═══ Information given
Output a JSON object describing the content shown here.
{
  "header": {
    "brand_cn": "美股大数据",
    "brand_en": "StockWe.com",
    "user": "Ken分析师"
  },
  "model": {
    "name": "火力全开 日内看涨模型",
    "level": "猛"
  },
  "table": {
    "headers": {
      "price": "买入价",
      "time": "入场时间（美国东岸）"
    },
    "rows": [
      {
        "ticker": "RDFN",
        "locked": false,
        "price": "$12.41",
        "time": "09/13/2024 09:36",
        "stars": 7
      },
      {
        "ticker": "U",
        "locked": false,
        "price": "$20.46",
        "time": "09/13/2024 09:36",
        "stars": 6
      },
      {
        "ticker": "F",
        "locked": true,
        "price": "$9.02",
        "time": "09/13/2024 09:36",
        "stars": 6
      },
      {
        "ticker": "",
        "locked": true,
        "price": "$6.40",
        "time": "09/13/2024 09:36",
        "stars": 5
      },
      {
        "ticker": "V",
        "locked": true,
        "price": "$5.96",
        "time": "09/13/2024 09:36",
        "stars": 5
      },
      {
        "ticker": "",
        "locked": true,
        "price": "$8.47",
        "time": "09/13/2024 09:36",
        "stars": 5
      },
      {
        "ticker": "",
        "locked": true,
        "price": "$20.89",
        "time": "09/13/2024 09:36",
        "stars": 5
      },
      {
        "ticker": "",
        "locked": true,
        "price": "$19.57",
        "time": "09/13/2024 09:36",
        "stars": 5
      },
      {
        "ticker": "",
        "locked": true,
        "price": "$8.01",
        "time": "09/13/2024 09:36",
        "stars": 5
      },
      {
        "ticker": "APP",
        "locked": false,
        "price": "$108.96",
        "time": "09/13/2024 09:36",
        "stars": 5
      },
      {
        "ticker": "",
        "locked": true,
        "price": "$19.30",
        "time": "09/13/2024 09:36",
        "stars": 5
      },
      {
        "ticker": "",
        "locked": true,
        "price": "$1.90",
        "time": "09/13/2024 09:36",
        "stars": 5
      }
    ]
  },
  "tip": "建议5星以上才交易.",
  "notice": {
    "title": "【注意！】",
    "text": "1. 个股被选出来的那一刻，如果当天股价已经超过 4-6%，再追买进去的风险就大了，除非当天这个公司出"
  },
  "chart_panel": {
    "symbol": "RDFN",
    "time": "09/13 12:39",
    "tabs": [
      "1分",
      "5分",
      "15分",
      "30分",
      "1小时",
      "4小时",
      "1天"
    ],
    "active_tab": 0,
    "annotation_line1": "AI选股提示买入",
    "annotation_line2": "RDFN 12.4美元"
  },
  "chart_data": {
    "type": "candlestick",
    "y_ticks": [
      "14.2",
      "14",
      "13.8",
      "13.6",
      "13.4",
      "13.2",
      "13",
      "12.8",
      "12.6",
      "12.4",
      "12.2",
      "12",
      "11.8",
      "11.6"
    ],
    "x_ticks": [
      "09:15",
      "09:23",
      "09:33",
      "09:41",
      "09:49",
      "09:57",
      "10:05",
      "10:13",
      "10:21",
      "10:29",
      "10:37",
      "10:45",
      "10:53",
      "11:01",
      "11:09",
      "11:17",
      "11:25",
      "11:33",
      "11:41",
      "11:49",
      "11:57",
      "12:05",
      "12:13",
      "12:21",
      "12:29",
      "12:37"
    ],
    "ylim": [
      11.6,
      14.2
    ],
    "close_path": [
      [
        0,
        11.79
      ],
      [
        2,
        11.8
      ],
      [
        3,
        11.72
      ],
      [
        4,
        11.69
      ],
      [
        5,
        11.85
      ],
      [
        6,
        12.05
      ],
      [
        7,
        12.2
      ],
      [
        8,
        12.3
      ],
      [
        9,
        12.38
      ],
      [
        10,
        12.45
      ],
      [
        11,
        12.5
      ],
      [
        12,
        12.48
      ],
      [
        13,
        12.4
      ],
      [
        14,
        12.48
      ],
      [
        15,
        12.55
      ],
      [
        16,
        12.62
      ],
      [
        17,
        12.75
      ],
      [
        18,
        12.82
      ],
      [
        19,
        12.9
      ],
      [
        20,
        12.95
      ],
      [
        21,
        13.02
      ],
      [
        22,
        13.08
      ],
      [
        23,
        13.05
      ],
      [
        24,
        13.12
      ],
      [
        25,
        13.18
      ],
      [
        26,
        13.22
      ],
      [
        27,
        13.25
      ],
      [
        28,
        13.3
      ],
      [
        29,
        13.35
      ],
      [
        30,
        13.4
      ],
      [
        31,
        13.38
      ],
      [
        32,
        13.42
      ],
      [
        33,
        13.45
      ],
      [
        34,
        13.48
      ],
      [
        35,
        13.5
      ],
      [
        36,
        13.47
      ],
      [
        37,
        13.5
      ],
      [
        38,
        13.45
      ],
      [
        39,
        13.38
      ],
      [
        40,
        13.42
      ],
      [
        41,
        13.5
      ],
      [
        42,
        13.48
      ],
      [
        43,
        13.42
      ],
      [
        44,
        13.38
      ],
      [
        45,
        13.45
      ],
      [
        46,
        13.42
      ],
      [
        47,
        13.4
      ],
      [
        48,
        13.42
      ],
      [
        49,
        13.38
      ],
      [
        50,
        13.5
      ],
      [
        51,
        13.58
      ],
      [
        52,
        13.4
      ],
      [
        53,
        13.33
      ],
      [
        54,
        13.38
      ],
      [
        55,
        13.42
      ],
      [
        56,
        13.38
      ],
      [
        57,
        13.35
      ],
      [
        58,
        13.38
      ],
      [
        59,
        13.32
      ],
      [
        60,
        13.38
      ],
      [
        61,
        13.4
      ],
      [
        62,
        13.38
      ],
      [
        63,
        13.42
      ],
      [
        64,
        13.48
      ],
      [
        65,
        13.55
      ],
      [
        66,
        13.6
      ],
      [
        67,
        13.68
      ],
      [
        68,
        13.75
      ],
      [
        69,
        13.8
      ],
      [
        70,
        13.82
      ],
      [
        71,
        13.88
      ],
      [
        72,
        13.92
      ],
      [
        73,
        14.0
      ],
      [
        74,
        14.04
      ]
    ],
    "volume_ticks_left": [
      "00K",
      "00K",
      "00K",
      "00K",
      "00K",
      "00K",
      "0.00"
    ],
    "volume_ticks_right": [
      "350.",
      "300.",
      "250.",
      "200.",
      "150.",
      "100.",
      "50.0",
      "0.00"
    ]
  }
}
══════
◆ Exercise details
Write the data back out verbatim.

◆ Problem solution
Output a JSON object describing the content shown here.
{
  "header": {
    "brand_cn": "美股大数据",
    "brand_en": "StockWe.com",
    "user": "Ken分析师"
  },
  "model": {
    "name": "火力全开 日内看涨模型",
    "level": "猛"
  },
  "table": {
    "headers": {
      "price": "买入价",
      "time": "入场时间（美国东岸）"
    },
    "rows": [
      {
        "ticker": "RDFN",
        "locked": false,
        "price": "$12.41",
        "time": "09/13/2024 09:36",
        "stars": 7
      },
      {
        "ticker": "U",
        "locked": false,
        "price": "$20.46",
        "time": "09/13/2024 09:36",
        "stars": 6
      },
      {
        "ticker": "F",
        "locked": true,
        "price": "$9.02",
        "time": "09/13/2024 09:36",
        "stars": 6
      },
      {
        "ticker": "",
        "locked": true,
        "price": "$6.40",
        "time": "09/13/2024 09:36",
        "stars": 5
      },
      {
        "ticker": "V",
        "locked": true,
        "price": "$5.96",
        "time": "09/13/2024 09:36",
        "stars": 5
      },
      {
        "ticker": "",
        "locked": true,
        "price": "$8.47",
        "time": "09/13/2024 09:36",
        "stars": 5
      },
      {
        "ticker": "",
        "locked": true,
        "price": "$20.89",
        "time": "09/13/2024 09:36",
        "stars": 5
      },
      {
        "ticker": "",
        "locked": true,
        "price": "$19.57",
        "time": "09/13/2024 09:36",
        "stars": 5
      },
      {
        "ticker": "",
        "locked": true,
        "price": "$8.01",
        "time": "09/13/2024 09:36",
        "stars": 5
      },
      {
        "ticker": "APP",
        "locked": false,
        "price": "$108.96",
        "time": "09/13/2024 09:36",
        "stars": 5
      },
      {
        "ticker": "",
        "locked": true,
        "price": "$19.30",
        "time": "09/13/2024 09:36",
        "stars": 5
      },
      {
        "ticker": "",
        "locked": true,
        "price": "$1.90",
        "time": "09/13/2024 09:36",
        "stars": 5
      }
    ]
  },
  "tip": "建议5星以上才交易.",
  "notice": {
    "title": "【注意！】",
    "text": "1. 个股被选出来的那一刻，如果当天股价已经超过 4-6%，再追买进去的风险就大了，除非当天这个公司出"
  },
  "chart_panel": {
    "symbol": "RDFN",
    "time": "09/13 12:39",
    "tabs": [
      "1分",
      "5分",
      "15分",
      "30分",
      "1小时",
      "4小时",
      "1天"
    ],
    "active_tab": 0,
    "annotation_line1": "AI选股提示买入",
    "annotation_line2": "RDFN 12.4美元"
  },
  "chart_data": {
    "type": "candlestick",
    "y_ticks": [
      "14.2",
      "14",
      "13.8",
      "13.6",
      "13.4",
      "13.2",
      "13",
      "12.8",
      "12.6",
      "12.4",
      "12.2",
      "12",
      "11.8",
      "11.6"
    ],
    "x_ticks": [
      "09:15",
      "09:23",
      "09:33",
      "09:41",
      "09:49",
      "09:57",
      "10:05",
      "10:13",
      "10:21",
      "10:29",
      "10:37",
      "10:45",
      "10:53",
      "11:01",
      "11:09",
      "11:17",
      "11:25",
      "11:33",
      "11:41",
      "11:49",
      "11:57",
      "12:05",
      "12:13",
      "12:21",
      "12:29",
      "12:37"
    ],
    "ylim": [
      11.6,
      14.2
    ],
    "close_path": [
      [
        0,
        11.79
      ],
      [
        2,
        11.8
      ],
      [
        3,
        11.72
      ],
      [
        4,
        11.69
      ],
      [
        5,
        11.85
      ],
      [
        6,
        12.05
      ],
      [
        7,
        12.2
      ],
      [
        8,
        12.3
      ],
      [
        9,
        12.38
      ],
      [
        10,
        12.45
      ],
      [
        11,
        12.5
      ],
      [
        12,
        12.48
      ],
      [
        13,
        12.4
      ],
      [
        14,
        12.48
      ],
      [
        15,
        12.55
      ],
      [
        16,
        12.62
      ],
      [
        17,
        12.75
      ],
      [
        18,
        12.82
      ],
      [
        19,
        12.9
      ],
      [
        20,
        12.95
      ],
      [
        21,
        13.02
      ],
      [
        22,
        13.08
      ],
      [
        23,
        13.05
      ],
      [
        24,
        13.12
      ],
      [
        25,
        13.18
      ],
      [
        26,
        13.22
      ],
      [
        27,
        13.25
      ],
      [
        28,
        13.3
      ],
      [
        29,
        13.35
      ],
      [
        30,
        13.4
      ],
      [
        31,
        13.38
      ],
      [
        32,
        13.42
      ],
      [
        33,
        13.45
      ],
      [
        34,
        13.48
      ],
      [
        35,
        13.5
      ],
      [
        36,
        13.47
      ],
      [
        37,
        13.5
      ],
      [
        38,
        13.45
      ],
      [
        39,
        13.38
      ],
      [
        40,
        13.42
      ],
      [
        41,
        13.5
      ],
      [
        42,
        13.48
      ],
      [
        43,
        13.42
      ],
      [
        44,
        13.38
      ],
      [
        45,
        13.45
      ],
      [
        46,
        13.42
      ],
      [
        47,
        13.4
      ],
      [
        48,
        13.42
      ],
      [
        49,
        13.38
      ],
      [
        50,
        13.5
      ],
      [
        51,
        13.58
      ],
      [
        52,
        13.4
      ],
      [
        53,
        13.33
      ],
      [
        54,
        13.38
      ],
      [
        55,
        13.42
      ],
      [
        56,
        13.38
      ],
      [
        57,
        13.35
      ],
      [
        58,
        13.38
      ],
      [
        59,
        13.32
      ],
      [
        60,
        13.38
      ],
      [
        61,
        13.4
      ],
      [
        62,
        13.38
      ],
      [
        63,
        13.42
      ],
      [
        64,
        13.48
      ],
      [
        65,
        13.55
      ],
      [
        66,
        13.6
      ],
      [
        67,
        13.68
      ],
      [
        68,
        13.75
      ],
      [
        69,
        13.8
      ],
      [
        70,
        13.82
      ],
      [
        71,
        13.88
      ],
      [
        72,
        13.92
      ],
      [
        73,
        14.0
      ],
      [
        74,
        14.04
      ]
    ],
    "volume_ticks_left": [
      "00K",
      "00K",
      "00K",
      "00K",
      "00K",
      "00K",
      "0.00"
    ],
    "volume_ticks_right": [
      "350.",
      "300.",
      "250.",
      "200.",
      "150.",
      "100.",
      "50.0",
      "0.00"
    ]
  }
}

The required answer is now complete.